§ **PASSAGE SHOWN**:

Jump to content

I ran into him and it brought me closure: an unorthodox ending


Recommended Posts

In my case, after 2 months of NC where all I did was cry, grieve and fantasize about how wonderful we could have been together and how sad I was to have lost the love of my life, I ran into him in the street.

 

I was in shock but agreed to go with him for coffee later in the day. I needed to know what had been going on with him, and I needed to check my feelings after those awful 2 months.

 

Long story short, after talking to him for a while, it made me realize how far from each other we were in terms of expectations and his version of our connection. He was dismissive of my reasons for going NC, as in " I don't understand why you didn't want to talk to me anymore as I didn't do anything wrong to you and I always did and will consider you a great friend", and didn't talk again about wanting to separate from his wife.

§ **TASKS TO CARRY OUT**:
a: List the activities the forum post says made up everything the writer did during the two months of no contact.
b: Extend the forum post about running into a former partner, picking up right after its final sentence.
The listing that comes next is separate material with no connection to the forum post.

§ **GIVEN INFORMATION**:
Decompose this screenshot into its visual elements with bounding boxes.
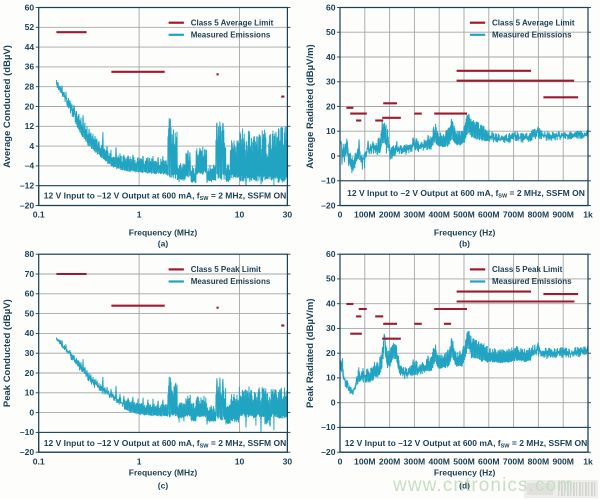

§ **OUTPUTS IN ORDER**:
a: Cry, grieve, and fantasize about how wonderful the two of them could have been together and how sad the writer was to have lost the love of the writer's life.

b:
That did it for me. I realized I had been living a fantasy in my head and was in a way glad to see that after those 2 months of NC I was able to see the real him, someone who had been capitalizing on my pity and feelings while having absolutely no intention of changing anything about his state of unhappiness in his marriage. I saw a person who was deeply depressed, confused and dismissive. As far as I'm concerned, even if he was offered to me now as a free man, I would never have him as a BF! That would be the end of me.

 

So seeing him and really hearing him brought me closure. Not full closure because that will take a little longer to heal emotionally from my heightened expectations, but at least realizing that he is not for me.

Link to post
Share on other sites

Kind of a realizing that he wasn't as you thought he was?

 

That kind of experience definintely hastens the "closure" aspect of moving on.

 

(I don't believe in closure, but I can see how seeing him in this light helped you move on with a more realistic view of who he really was and what he was really getting from the A, vs. what you were thinking/feeling)

Link to post
Share on other sites
  • Author

You're right, there may never be closure. The attraction is still there but I know he's not a suitable partner. The dream is shattered. I have much thinking to do. But what I wanted to say is, sometimes, there's something to confronting you demons heads on ...

Link to post
Share on other sites
You're right, there may never be closure. The attraction is still there but I know he's not a suitable partner. The dream is shattered. I have much thinking to do. But what I wanted to say is, sometimes, there's something to confronting you demons heads on ...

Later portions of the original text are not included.